> [Things to do]:
[1] In the text about Fleetwood Mac's song "Dreams," can you reproduce word for word the part that opens with the words containing "This was Fleetwood" and closes with "to record it."?
[2] In the text about Fleetwood Mac's song "Dreams," who was recording in the studio next door when Stevie Nicks wrote the song?
[3] Can you continue the text about Fleetwood Mac's song "Dreams" from where it stops?
___ Text provided
As if that weren’t enough, Seventies Rock also goes on to quote Nicks about the recording sessions on their next album: “It lasted thirteen months and it took every bit of inner strength we had. It was very hard on us, like being a hostage in Iran, and to an extent, Lindsay was the Ayatollah.”

Dreams During the sessions for Rumours, everyone in the band was going through a breakup (Stevie Nicks and Lindsey Buckingham with each other, John and Christine McVie with each other, Mick Fleetwood with his wife Jenny Boyd) and doing a lot of drugs. They were able to work together, but most of the songwriting was on an individual basis. Stevie Nicks wrote this in the studio next door, where Sly Stone was recording. He had a big, semicircular bed and red velvet all over the walls – a great vibe for a song about dreams.
The line “Players only love you when they’re playing” was directed at Lindsey Buckingham. Stevie Nicks was not pleased when he brought “Go Your Own Way” to the sessions, which was clearly about her. Stevie told Q magazine June 2009: “It was the fairy and the gnome. I was trying to be all philosophical. And he was just mad.”
This was Fleetwood Mac’s only #1 hit in the US.
Stevie Nicks recalled to The Daily Mail October 16, 2009: “I remember the night I wrote ‘Dreams.’ I walked in and handed a cassette of the song to Lindsey. It was a rough take, just me singing solo and playing piano. Even though he was mad with me at the time, Lindsey played it and then looked up at me and smiled. What was going on between us was sad. We were couples who couldn’t make it through. But, as musicians, we still respected each other – and we got some brilliant songs out of it.”
In 1998 a Todd Terry re-mix of a cover by The Corrs peaked at #6 in the UK. The Irish group originally recorded the song for a Fleetwood Mac tribute album. Mick Fleetwood, who is a fan of The Corrs, had asked them to record it.
______
___ Data lines
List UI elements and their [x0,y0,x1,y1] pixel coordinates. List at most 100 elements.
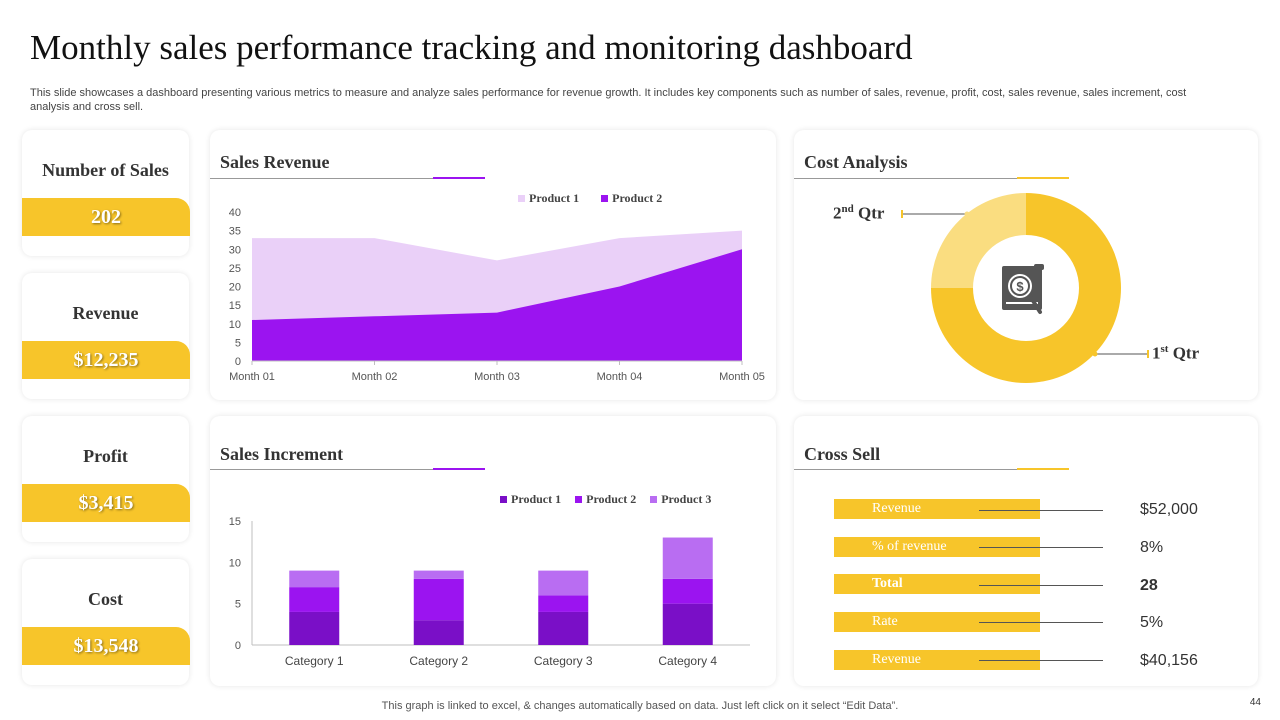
legend-item: Product 1 [518,191,579,206]
y-tick-label: 15 [229,300,241,312]
footer-note: This graph is linked to excel, & changes… [381,700,899,712]
panel-accent [1017,177,1069,179]
kpi-label: Profit [83,446,128,466]
y-tick-label: 25 [229,263,241,275]
chart-legend: Product 1 Product 2 Product 3 [500,492,711,507]
icon-corner [1034,264,1044,270]
cross-sell-label: % of revenue [834,537,1040,557]
bar-segment [662,537,713,579]
bar-segment [289,570,340,588]
legend-label: Product 3 [661,492,712,506]
x-tick-label: Category 3 [534,654,593,668]
panel-title: Sales Increment [220,444,344,464]
panel-divider [794,469,1069,470]
y-tick-label: 0 [235,640,241,652]
legend-label: Product 1 [529,191,580,205]
legend-label: Product 2 [612,191,663,205]
y-tick-label: 10 [229,557,241,569]
area-series [252,249,742,361]
donut-label-1st-qtr: 1st Qtr [1152,343,1200,363]
leader-dot [964,211,970,217]
panel-accent [1017,468,1069,470]
cross-sell-value: $40,156 [1140,652,1198,669]
cross-sell-value: 5% [1140,614,1164,631]
legend-item: Product 3 [650,492,711,507]
y-tick-label: 10 [229,319,241,331]
kpi-value: $3,415 [22,484,190,522]
panel-divider [210,469,485,470]
dollar-glyph: $ [1016,279,1024,294]
kpi-card-number-of-sales: Number of Sales 202 [22,130,190,256]
y-tick-label: 20 [229,282,241,294]
chart-legend: Product 1 Product 2 [518,191,662,206]
icon-line [1006,302,1038,304]
sales-revenue-chart: 0 5 10 15 20 25 30 35 40 Month 01 Month 02 Month 03… [229,207,765,383]
y-tick-label: 15 [229,516,241,528]
x-tick-label: Month 04 [597,371,643,383]
bar-segment [662,578,713,604]
leader-dot [1092,351,1098,357]
y-tick-label: 5 [235,337,241,349]
kpi-label: Number of Sales [42,160,169,180]
x-tick-label: Category 4 [658,654,717,668]
donut-label-2nd-qtr: 2nd Qtr [833,203,885,223]
cross-sell-value: 28 [1140,577,1158,594]
x-tick-label: Month 02 [352,371,398,383]
cross-sell-connector [979,585,1103,586]
x-tick-label: Month 01 [229,371,275,383]
sales-increment-chart: 0 5 10 15 Category 1 Category 2 Category 3 Cate… [229,516,750,668]
cross-sell-connector [979,660,1103,661]
kpi-value: 202 [22,198,190,236]
donut-slice [931,193,1026,288]
panel-title: Cost Analysis [804,152,908,172]
cross-sell-label: Revenue [834,499,1040,519]
panel-title: Sales Revenue [220,152,330,172]
cross-sell-value: $52,000 [1140,501,1198,518]
bar-segment [538,570,589,596]
kpi-value: $13,548 [22,627,190,665]
x-tick-label: Category 2 [409,654,468,668]
kpi-value: $12,235 [22,341,190,379]
cross-sell-label: Rate [834,612,1040,632]
kpi-card-profit: Profit $3,415 [22,416,190,542]
legend-swatch [601,195,609,202]
cost-analysis-chart: $ [901,193,1149,383]
y-tick-label: 30 [229,244,241,256]
legend-item: Product 2 [575,492,636,507]
cross-sell-connector [979,622,1103,623]
page-title: Monthly sales performance tracking and m… [30,28,913,67]
y-tick-label: 5 [235,599,241,611]
bar-segment [413,620,464,645]
legend-item: Product 2 [601,191,662,206]
sales-increment-panel: Sales Increment Product 1 Product 2 Prod… [210,416,776,686]
x-tick-label: Category 1 [285,654,344,668]
icon-lens-ring [1010,276,1030,296]
donut-slice [931,193,1121,383]
bar-segment [662,603,713,645]
panel-title: Cross Sell [804,444,881,464]
cross-sell-value: 8% [1140,539,1164,556]
y-tick-label: 0 [235,356,241,368]
legend-swatch [500,496,507,503]
y-tick-label: 40 [229,207,241,219]
bar-segment [289,587,340,612]
cross-sell-connector [979,547,1103,548]
legend-swatch [650,496,658,503]
legend-label: Product 1 [511,492,562,506]
panel-accent [433,468,485,470]
cross-sell-label: Total [834,574,1040,594]
legend-swatch [575,496,583,503]
icon-handle [1028,294,1042,314]
legend-swatch [518,195,525,202]
cross-sell-connector [979,510,1103,511]
kpi-label: Cost [88,589,123,609]
panel-divider [794,178,1069,179]
x-tick-label: Month 03 [474,371,520,383]
kpi-card-cost: Cost $13,548 [22,559,190,685]
panel-divider [210,178,485,179]
bar-segment [289,611,340,645]
sales-revenue-panel: Sales Revenue Product 1 Product 2 0 5 10 15… [210,130,776,400]
y-tick-label: 35 [229,226,241,238]
dollar-analysis-icon: $ [1002,264,1044,314]
bar-segment [413,578,464,621]
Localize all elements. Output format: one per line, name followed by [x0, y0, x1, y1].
______
> [Answers for the tasks]:
[1]
This was Fleetwood Mac’s only #1 hit in the US.
Stevie Nicks recalled to The Daily Mail October 16, 2009: “I remember the night I wrote ‘Dreams.’ I walked in and handed a cassette of the song to Lindsey. It was a rough take, just me singing solo and playing piano. Even though he was mad with me at the time, Lindsey played it and then looked up at me and smiled. What was going on between us was sad. We were couples who couldn’t make it through. But, as musicians, we still respected each other – and we got some brilliant songs out of it.”
In 1998 a Todd Terry re-mix of a cover by The Corrs peaked at #6 in the UK. The Irish group originally recorded the song for a Fleetwood Mac tribute album. Mick Fleetwood, who is a fan of The Corrs, had asked them to record it.

[2] Sly Stone

[3]
Christine McVie said in a 1997 interview with Q: “‘Dreams’ developed in a bizarre way. When Stevie first played it for me on the piano, it was just three chords and one note in the left hand. I thought, This is really boring, but the Lindsey genius came into play and he fashioned three sections out of identical chords, making each section sound completely different. He created the impression that there’s a thread running through the whole thing.”
Christine McVie played both a Hammond organ and a Fender Rhodes electric piano on this track.

Never Going Back Again According to Q magazine June 2009 the inspiration for this Lindsey Buckingham penned song was a brief relationship with a woman whom he’d met on the road. Buckingham had only recently broken up with his Fleetwood Mac co-singer Stevie Nicks.
Most of the Rumours album was recorded at The Record Plant in Sausalito, California, but this song was recorded at Studio City Sound Recording Studios in Los Angeles. According to recording assistant Cris Morris, this song took a while to record. Said Morris: “It was Lindsey’s pet project, just two guitar tracks but he did it over and over again. In the end his vocal didn’t quite match the guitar tracks so we had to slow them down a little.”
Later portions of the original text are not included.